• _To be done_
a: In the Zane Grey passage, swap "backcountry" for "wilderness" and write out the section that begins at the words "Zane Grey liked" and stops after "to rough it.".
b: According to the Thunder Mountain post, how many pack horses did it take to get Grey's gear into the mountains?

• _Provided passage_
------------------------

Rick Just's Blog, page 213

December 19, 2018

Zane Grey's Thunder Mountain

Zane Grey liked to get the setting for his books right. To that end, he made an extended visit to Idaho in the late 1920s with the idea of writing a book about the boomtown of Roosevelt and the Thunder Mountain mines.
 
Grey contacted well-know outfitter Elmer Keith and arranged to have him guide the writer into the backcountry. As Keith told it, in a 1957 article in the Idaho Statesman, Grey was not planning to rough it.
 
Said Keith, “I felt quite honored and looked forward to meeting this buckaroo.”
 
When Grey arrived, Keith began figuring out what it would take to get his gear into the mountains. It would require 42 pack horses and 12 riding horses. The portable bathtub proved a bit of a hurdle until Keith “finally bought an old mule blind in one eye, that did not object too much.”
 
Grey’s party included a private secretary and his own cook. In the beginning, the cook became an issue. He was variously reported to be French or Japanese (probably the latter). At any rate, it was foreign cooking and the packers did not like it one bit. They threatened to mutiny until the cook stated serving hotcakes, spuds, gravy, and meat. One of the packers later said “my esteem for Tagahashi grew every day. He was the best cook, the best packer, the best fisherman, and the best sport in the whole bunch.” That he always had plenty of coffee on hand for the cowboys was also of some consequence.

------------------------

[Spatial annotation records]

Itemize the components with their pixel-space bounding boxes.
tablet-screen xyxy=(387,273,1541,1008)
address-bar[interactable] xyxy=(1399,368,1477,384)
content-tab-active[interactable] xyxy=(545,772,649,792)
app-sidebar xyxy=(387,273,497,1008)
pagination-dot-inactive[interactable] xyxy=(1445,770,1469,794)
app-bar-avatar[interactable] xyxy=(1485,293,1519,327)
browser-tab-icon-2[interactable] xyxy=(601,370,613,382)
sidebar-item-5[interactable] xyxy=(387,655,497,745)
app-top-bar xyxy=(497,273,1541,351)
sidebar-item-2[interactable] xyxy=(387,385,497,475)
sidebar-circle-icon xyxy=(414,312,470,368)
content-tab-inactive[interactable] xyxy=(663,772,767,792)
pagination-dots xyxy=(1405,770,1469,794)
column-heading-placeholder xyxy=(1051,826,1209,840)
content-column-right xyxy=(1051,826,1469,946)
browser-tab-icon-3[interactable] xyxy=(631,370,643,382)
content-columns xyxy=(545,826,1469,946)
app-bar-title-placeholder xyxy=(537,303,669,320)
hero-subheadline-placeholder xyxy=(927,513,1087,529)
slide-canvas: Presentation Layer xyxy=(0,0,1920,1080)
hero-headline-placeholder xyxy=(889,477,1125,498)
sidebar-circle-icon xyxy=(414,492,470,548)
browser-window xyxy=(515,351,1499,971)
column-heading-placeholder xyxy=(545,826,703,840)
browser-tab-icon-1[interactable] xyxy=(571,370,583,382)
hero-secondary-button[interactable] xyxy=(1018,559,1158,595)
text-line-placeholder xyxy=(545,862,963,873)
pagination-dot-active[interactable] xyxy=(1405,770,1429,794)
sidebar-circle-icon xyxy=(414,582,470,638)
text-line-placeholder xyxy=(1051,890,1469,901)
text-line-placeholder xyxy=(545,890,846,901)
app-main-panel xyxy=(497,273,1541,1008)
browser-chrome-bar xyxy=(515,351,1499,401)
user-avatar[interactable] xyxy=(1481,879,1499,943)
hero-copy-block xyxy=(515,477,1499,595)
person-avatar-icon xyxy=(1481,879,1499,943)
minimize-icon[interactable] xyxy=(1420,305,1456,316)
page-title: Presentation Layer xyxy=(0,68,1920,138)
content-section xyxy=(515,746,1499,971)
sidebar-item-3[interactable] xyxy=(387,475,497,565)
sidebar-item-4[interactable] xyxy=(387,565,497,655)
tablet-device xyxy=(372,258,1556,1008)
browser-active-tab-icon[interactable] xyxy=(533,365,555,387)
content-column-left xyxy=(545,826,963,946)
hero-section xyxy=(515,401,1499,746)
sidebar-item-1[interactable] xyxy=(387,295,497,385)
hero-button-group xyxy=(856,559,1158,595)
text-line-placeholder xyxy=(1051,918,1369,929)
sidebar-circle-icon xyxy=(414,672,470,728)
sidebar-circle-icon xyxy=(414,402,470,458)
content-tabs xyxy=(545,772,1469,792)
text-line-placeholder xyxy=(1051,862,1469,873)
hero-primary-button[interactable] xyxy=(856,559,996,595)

------------------------

• _Exercise solutions_
a:
Zane Grey liked to get the setting for his books right. To that end, he made an extended visit to Idaho in the late 1920s with the idea of writing a book about the boomtown of Roosevelt and the Thunder Mountain mines.
 
Grey contacted well-know outfitter Elmer Keith and arranged to have him guide the writer into the wilderness. As Keith told it, in a 1957 article in the Idaho Statesman, Grey was not planning to rough it.

b: 42 pack horses.